GOAL OF THE EXERCISE:
Return each line holding the string "Manutenção".

Collected data entries
• • • • • • •
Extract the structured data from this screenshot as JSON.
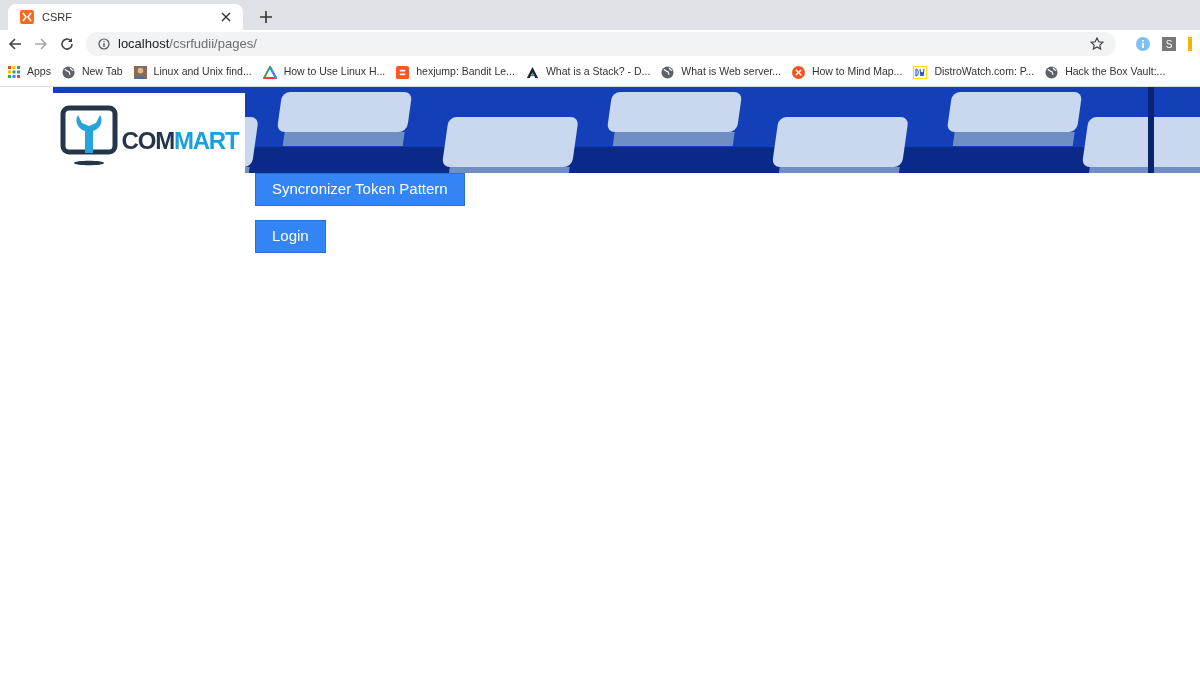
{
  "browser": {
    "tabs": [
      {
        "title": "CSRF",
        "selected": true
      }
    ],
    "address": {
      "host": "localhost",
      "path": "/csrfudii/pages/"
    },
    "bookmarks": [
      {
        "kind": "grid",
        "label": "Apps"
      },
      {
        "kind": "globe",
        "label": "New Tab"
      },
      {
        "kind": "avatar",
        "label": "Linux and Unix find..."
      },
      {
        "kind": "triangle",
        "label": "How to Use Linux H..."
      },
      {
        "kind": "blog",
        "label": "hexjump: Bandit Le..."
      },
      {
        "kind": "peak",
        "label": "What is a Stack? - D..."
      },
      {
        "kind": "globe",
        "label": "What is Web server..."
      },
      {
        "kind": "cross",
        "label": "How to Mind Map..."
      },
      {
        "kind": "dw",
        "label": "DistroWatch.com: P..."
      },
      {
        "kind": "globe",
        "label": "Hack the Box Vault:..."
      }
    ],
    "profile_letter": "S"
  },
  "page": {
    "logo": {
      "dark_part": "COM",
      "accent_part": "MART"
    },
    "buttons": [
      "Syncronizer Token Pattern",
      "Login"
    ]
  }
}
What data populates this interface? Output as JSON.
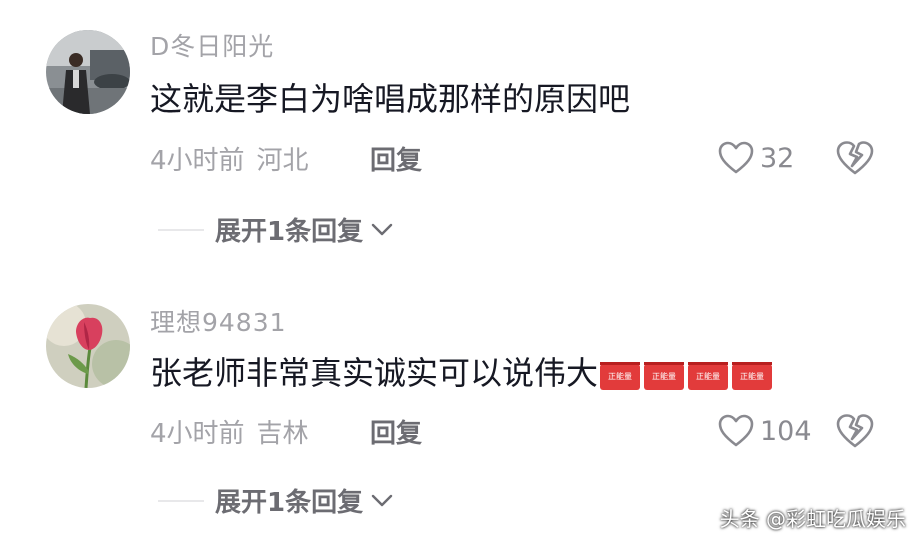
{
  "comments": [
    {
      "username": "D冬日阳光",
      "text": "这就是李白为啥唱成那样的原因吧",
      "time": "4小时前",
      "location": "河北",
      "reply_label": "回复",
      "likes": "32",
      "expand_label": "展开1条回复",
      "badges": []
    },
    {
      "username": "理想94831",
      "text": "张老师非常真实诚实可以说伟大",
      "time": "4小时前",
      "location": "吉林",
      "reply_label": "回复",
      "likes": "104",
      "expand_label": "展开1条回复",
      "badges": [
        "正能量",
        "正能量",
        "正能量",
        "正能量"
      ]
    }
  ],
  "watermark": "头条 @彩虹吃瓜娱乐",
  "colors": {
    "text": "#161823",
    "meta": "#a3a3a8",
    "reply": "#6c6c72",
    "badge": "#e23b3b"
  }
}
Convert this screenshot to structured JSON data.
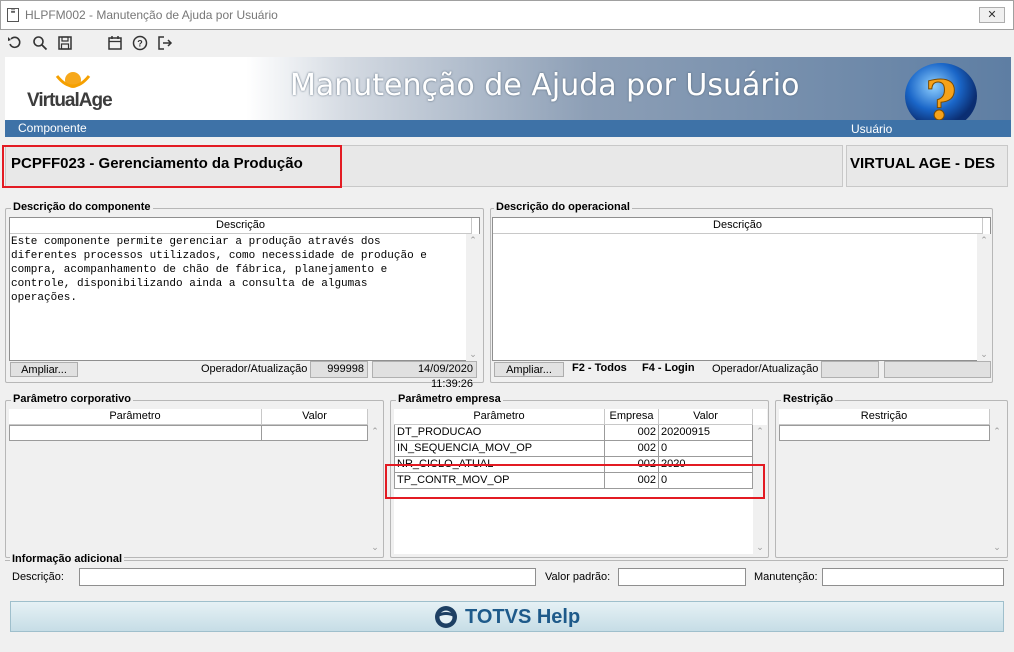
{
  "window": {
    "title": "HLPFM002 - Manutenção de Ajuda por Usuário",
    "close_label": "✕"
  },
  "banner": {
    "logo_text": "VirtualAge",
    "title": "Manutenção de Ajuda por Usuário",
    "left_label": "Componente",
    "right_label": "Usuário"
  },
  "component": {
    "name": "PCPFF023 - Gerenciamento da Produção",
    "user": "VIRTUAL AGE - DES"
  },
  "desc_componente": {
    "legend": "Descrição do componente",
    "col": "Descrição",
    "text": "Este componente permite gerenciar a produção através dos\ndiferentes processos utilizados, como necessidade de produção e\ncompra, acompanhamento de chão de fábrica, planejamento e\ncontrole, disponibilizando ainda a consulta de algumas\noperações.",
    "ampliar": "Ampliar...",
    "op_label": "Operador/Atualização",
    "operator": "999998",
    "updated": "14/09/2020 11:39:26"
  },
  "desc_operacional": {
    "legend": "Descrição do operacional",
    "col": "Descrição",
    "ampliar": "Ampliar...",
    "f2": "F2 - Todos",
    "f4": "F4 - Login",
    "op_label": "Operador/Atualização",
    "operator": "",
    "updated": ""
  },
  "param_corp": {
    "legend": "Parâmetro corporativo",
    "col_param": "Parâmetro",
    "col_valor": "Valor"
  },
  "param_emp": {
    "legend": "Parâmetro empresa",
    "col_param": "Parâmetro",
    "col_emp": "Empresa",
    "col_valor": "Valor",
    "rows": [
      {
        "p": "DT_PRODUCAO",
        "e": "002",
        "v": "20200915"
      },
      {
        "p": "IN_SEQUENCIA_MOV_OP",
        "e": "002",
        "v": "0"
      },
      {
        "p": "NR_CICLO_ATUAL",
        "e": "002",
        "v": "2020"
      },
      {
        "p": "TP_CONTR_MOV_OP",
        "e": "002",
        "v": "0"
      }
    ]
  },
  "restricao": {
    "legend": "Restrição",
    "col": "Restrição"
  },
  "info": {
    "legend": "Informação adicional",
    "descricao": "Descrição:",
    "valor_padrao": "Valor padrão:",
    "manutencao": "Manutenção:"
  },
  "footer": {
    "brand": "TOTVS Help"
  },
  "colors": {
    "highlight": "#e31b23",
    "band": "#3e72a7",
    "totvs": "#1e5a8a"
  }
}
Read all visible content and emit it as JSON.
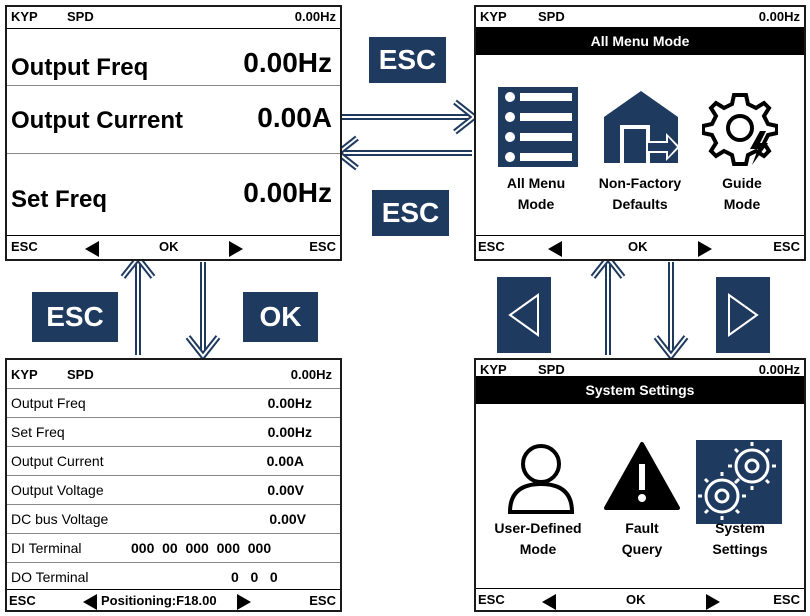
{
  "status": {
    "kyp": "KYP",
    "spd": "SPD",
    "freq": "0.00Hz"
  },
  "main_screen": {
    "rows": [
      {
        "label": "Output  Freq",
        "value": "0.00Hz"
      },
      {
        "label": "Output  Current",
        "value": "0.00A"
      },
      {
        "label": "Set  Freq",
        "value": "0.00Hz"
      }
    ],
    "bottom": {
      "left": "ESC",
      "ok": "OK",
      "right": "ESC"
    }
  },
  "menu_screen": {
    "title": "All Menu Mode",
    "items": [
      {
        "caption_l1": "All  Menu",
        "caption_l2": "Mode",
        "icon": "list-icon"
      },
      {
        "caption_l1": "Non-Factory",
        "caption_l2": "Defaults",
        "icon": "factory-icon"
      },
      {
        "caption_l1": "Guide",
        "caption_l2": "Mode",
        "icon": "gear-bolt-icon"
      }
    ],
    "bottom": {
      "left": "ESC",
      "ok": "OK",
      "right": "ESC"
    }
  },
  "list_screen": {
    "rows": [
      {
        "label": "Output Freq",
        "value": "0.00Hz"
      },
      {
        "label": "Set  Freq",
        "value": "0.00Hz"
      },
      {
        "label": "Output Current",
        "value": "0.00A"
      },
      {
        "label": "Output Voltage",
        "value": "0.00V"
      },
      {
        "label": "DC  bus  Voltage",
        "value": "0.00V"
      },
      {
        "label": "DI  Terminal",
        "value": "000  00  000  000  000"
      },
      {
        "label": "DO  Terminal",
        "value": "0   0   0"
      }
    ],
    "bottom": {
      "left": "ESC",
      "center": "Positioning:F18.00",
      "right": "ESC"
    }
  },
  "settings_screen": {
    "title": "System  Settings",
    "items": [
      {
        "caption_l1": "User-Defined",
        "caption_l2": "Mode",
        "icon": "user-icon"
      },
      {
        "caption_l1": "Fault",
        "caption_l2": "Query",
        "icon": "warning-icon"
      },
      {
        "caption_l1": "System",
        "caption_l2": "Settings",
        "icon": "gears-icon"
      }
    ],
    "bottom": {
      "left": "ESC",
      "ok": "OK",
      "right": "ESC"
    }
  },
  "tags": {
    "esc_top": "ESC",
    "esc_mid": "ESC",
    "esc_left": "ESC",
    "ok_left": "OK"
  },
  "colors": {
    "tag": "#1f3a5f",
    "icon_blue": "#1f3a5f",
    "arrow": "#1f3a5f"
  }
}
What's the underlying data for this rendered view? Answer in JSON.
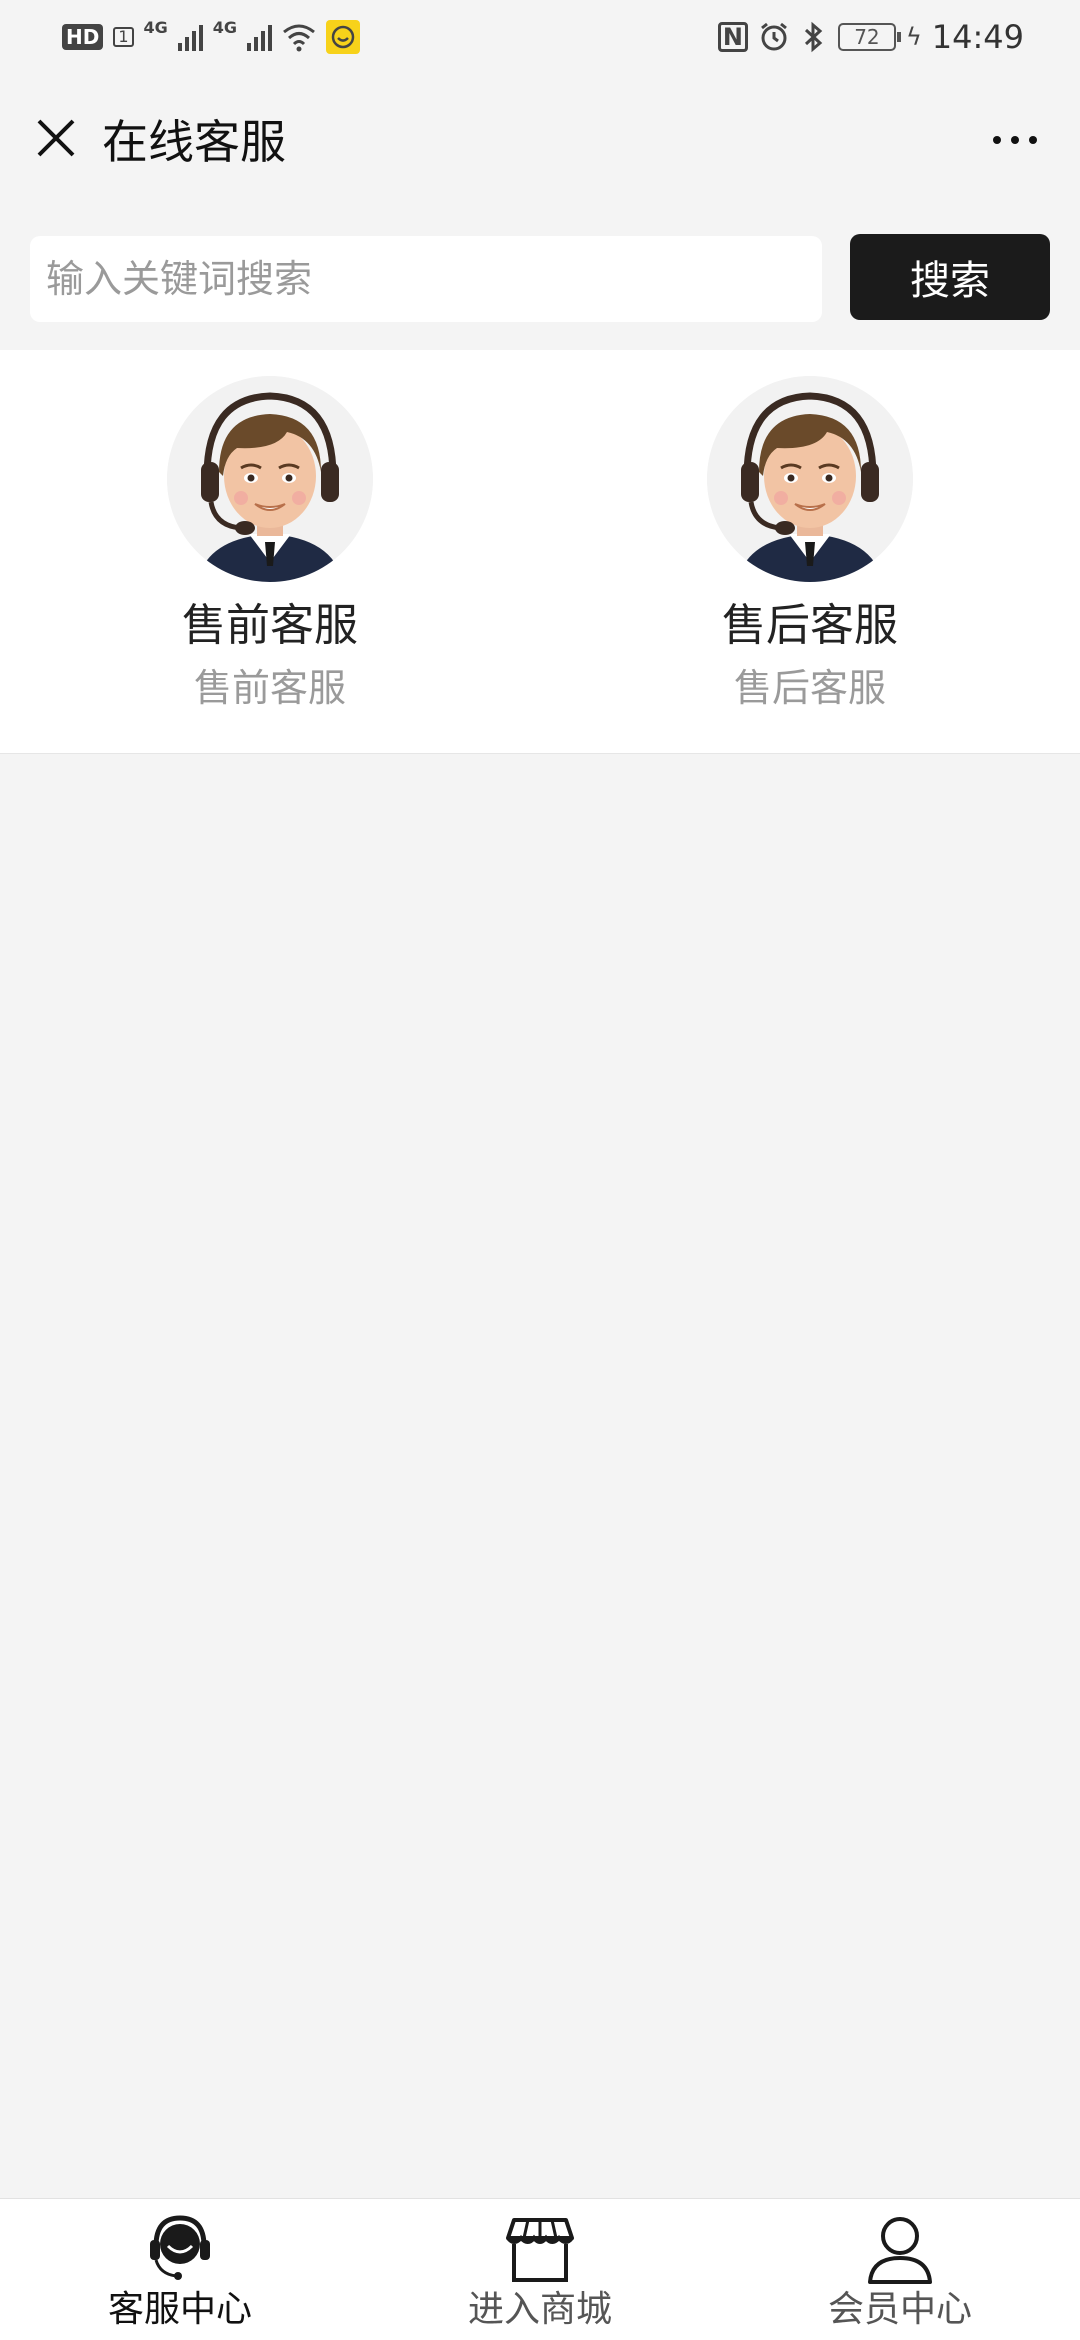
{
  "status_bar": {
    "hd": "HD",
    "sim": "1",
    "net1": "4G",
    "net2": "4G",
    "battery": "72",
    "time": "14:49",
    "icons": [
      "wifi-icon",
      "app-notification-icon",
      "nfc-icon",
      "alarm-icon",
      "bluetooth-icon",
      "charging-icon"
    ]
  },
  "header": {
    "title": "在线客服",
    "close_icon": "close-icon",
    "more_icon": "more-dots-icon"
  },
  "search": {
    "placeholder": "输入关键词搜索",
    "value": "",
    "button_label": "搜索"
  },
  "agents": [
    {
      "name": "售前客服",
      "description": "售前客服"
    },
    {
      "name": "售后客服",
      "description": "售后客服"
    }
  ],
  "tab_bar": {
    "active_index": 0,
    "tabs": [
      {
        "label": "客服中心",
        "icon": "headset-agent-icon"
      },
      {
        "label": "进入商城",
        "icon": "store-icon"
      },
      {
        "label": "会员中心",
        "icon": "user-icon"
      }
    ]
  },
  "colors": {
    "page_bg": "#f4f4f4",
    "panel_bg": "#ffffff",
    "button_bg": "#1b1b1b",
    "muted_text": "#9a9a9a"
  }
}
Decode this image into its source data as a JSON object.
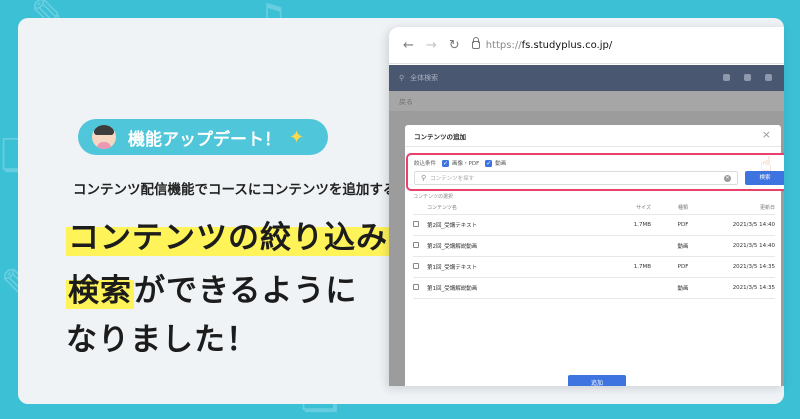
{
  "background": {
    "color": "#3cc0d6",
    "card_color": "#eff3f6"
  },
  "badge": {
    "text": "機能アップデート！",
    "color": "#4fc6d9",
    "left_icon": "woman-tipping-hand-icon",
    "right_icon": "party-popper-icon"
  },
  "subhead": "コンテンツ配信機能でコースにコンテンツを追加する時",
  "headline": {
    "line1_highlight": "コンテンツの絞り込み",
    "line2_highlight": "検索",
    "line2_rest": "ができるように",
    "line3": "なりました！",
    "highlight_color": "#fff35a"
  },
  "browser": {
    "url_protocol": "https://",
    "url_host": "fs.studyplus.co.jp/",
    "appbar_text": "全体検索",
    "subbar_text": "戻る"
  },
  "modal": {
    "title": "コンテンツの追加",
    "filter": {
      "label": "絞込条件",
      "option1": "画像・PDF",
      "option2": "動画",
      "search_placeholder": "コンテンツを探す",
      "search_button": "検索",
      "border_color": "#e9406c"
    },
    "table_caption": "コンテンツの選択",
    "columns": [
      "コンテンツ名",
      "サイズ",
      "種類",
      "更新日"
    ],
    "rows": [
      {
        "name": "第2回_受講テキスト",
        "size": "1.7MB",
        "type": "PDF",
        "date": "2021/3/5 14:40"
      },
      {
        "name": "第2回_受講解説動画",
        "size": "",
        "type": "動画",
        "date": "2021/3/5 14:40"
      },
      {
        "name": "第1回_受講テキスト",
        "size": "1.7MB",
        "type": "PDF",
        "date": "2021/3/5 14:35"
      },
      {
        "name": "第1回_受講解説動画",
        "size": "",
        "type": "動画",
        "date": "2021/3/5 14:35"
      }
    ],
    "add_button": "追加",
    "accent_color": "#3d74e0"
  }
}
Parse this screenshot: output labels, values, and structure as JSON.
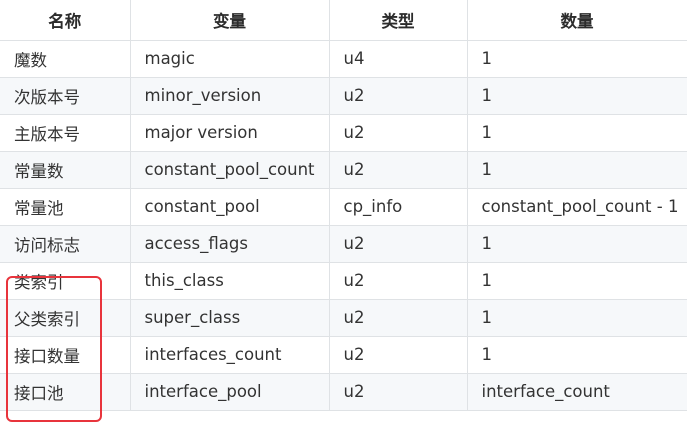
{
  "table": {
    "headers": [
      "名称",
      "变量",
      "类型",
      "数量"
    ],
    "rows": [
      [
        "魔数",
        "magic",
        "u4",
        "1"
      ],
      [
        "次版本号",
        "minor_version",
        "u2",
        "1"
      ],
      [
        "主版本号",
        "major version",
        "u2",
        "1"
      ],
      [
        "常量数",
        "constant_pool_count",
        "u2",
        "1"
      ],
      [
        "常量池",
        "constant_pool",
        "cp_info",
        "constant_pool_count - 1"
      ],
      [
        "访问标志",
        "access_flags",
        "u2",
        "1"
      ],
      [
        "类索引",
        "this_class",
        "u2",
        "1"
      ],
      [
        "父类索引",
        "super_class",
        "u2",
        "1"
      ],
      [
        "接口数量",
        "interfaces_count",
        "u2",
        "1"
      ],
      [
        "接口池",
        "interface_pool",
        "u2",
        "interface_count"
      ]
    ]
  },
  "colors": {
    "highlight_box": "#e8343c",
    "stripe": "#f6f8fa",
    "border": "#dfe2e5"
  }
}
• • • • • • •
ANSWER TO THE PROBLEM:
    "title": "HLPFM002 - Manutenção de Ajuda por Usuário",
    "title": "Manutenção de Ajuda por Usuário",
    "manutencao": "Manutenção:"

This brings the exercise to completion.